■ Written task
List every line below containing "What".

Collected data
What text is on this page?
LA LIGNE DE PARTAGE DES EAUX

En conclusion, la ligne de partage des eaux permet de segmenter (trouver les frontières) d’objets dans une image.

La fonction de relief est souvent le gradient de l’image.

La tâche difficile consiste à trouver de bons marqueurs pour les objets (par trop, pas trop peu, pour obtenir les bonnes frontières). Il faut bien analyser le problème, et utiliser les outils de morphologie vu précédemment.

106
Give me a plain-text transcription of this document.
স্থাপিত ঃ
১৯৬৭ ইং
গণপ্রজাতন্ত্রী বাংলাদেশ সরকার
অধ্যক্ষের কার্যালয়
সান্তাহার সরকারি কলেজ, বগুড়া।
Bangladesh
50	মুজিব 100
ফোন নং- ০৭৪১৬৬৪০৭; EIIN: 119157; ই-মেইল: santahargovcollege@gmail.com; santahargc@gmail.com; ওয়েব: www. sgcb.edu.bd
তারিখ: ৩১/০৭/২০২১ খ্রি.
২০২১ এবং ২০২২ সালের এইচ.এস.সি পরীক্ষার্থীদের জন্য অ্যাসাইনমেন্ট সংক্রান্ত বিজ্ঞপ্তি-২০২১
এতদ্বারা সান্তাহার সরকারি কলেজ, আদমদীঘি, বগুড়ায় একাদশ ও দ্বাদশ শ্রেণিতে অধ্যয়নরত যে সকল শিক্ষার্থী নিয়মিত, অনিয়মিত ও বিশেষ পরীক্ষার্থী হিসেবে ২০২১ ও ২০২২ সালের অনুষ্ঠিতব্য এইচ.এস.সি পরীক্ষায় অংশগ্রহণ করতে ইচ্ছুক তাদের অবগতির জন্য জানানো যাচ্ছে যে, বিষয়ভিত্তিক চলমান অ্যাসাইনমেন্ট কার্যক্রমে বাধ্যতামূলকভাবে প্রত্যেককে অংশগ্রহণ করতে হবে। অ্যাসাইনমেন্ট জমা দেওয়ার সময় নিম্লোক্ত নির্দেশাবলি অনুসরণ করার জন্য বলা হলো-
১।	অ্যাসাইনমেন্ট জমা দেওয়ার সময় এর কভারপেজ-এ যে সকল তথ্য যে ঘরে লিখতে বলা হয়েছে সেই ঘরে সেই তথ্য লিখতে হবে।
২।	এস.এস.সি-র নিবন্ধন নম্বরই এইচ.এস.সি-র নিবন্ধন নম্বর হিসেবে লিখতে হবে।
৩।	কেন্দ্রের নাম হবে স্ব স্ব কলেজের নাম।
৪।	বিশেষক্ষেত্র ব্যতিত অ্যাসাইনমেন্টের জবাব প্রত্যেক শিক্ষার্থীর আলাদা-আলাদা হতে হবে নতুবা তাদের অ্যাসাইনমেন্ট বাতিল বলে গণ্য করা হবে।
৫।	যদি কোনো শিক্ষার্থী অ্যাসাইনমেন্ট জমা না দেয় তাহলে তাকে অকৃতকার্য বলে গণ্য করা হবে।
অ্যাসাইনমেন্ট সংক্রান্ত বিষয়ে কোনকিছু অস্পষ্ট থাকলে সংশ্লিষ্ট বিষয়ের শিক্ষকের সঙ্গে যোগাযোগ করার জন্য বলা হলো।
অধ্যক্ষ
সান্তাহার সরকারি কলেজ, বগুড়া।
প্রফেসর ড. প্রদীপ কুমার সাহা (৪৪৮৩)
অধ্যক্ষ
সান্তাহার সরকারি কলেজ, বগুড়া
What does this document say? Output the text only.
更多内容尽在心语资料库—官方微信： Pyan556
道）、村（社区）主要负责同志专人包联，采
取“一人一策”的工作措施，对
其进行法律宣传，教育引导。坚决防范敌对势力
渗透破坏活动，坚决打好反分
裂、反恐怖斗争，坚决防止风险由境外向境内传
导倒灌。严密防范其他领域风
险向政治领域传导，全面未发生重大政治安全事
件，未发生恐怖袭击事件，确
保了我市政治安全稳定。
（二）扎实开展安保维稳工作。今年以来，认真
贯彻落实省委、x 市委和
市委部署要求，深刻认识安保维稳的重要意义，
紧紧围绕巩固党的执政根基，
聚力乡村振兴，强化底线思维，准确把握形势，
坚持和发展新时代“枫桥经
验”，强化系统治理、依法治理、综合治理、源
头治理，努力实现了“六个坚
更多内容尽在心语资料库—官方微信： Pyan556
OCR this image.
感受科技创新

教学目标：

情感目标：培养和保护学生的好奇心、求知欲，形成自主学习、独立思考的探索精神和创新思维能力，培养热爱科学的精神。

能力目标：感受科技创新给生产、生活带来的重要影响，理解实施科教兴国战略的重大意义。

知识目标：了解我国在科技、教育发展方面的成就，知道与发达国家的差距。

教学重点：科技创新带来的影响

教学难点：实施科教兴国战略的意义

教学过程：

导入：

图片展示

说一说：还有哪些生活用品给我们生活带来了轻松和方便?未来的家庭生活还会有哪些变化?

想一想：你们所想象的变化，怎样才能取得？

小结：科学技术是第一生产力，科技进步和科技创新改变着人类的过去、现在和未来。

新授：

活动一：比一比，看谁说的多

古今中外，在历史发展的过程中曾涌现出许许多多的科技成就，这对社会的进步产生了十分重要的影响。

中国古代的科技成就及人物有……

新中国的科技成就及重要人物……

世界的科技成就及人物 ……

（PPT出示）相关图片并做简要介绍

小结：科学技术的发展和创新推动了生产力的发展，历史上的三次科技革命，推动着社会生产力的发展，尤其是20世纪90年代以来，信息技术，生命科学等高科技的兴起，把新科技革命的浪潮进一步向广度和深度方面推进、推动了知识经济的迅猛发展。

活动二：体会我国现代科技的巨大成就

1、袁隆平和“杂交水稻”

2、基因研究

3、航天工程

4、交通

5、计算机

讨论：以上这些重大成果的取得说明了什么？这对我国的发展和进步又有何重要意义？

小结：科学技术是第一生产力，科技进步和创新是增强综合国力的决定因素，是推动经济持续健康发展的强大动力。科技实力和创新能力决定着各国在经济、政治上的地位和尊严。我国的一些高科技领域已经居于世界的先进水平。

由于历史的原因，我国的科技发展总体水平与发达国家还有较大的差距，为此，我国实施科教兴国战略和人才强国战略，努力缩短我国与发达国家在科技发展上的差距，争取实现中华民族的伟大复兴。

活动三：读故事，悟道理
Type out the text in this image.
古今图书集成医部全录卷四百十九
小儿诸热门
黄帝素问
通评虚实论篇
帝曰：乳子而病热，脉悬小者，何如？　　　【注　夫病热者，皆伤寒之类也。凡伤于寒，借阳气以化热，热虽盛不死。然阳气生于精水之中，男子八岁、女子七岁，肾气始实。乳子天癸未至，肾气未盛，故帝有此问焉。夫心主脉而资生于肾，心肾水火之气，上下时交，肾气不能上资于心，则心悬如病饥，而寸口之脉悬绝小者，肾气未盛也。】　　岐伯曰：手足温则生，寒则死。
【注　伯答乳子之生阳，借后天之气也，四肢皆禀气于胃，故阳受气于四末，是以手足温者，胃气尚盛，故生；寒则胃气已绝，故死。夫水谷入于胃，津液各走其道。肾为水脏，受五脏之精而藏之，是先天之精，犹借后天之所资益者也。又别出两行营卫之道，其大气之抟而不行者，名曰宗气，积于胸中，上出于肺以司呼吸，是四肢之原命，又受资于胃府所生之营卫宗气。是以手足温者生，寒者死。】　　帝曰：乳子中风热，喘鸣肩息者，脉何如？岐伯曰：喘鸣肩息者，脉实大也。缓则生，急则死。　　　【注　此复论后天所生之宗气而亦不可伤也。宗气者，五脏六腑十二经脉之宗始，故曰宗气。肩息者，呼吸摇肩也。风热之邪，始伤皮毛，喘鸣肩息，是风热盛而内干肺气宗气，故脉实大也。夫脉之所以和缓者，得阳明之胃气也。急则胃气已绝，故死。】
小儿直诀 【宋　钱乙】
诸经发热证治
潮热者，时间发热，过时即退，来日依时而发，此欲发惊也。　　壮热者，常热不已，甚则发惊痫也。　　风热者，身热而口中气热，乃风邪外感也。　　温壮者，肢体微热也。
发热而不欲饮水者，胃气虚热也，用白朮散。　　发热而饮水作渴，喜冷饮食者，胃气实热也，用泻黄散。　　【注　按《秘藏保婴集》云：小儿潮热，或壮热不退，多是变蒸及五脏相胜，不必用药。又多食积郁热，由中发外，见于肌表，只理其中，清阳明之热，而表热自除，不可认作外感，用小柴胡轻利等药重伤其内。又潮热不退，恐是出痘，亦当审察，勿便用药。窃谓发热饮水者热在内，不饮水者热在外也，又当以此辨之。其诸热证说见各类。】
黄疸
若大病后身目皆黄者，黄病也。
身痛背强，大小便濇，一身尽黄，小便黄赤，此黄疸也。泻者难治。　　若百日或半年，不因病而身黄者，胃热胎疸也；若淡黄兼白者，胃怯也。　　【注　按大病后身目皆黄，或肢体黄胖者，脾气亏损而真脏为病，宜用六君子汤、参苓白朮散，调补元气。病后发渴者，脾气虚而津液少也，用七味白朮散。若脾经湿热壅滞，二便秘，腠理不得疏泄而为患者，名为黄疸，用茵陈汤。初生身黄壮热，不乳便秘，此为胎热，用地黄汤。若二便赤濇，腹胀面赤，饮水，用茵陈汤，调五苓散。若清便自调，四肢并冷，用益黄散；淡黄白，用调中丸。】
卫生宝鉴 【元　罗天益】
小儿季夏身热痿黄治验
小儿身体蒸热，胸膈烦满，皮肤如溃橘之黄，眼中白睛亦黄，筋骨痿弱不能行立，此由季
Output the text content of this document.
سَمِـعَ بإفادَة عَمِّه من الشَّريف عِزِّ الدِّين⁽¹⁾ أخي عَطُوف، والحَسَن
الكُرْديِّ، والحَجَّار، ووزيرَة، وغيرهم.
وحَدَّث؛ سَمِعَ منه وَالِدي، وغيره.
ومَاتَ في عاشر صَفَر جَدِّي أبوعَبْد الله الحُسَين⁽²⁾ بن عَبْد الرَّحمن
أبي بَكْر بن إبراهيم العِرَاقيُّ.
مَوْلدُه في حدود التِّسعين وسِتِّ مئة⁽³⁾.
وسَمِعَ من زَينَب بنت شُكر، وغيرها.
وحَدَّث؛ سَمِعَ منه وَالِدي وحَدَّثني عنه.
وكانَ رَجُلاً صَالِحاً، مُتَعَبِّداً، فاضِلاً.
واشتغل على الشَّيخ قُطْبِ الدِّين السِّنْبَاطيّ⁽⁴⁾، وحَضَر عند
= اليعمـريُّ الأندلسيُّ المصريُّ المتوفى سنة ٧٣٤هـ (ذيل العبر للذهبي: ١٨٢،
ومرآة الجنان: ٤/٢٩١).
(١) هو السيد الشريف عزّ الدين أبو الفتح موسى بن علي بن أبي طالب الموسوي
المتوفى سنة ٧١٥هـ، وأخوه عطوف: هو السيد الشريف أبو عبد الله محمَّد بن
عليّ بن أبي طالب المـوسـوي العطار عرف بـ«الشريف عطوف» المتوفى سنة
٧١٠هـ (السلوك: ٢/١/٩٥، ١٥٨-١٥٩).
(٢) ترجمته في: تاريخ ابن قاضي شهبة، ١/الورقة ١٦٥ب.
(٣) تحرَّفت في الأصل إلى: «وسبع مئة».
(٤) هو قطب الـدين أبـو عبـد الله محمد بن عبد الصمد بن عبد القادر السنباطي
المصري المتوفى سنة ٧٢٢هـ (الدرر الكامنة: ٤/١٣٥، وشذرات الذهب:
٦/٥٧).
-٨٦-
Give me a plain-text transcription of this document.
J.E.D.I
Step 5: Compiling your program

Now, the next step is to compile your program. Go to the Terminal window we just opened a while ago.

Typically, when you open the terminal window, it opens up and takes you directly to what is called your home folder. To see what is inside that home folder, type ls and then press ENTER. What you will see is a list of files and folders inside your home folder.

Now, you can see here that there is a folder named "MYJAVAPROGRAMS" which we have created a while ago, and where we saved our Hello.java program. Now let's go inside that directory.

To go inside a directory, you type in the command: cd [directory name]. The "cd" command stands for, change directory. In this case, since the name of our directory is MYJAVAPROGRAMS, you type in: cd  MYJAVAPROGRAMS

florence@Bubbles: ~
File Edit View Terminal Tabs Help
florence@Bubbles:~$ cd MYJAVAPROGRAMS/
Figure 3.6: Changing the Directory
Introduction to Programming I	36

■ Full response
What text is on this page?
What does this document say? Output the text only.
Typically, when you open the terminal window, it opens up and takes you directly to what is called your home folder. To see what is inside that home folder, type ls and then press ENTER. What you will see is a list of files and folders inside your home folder.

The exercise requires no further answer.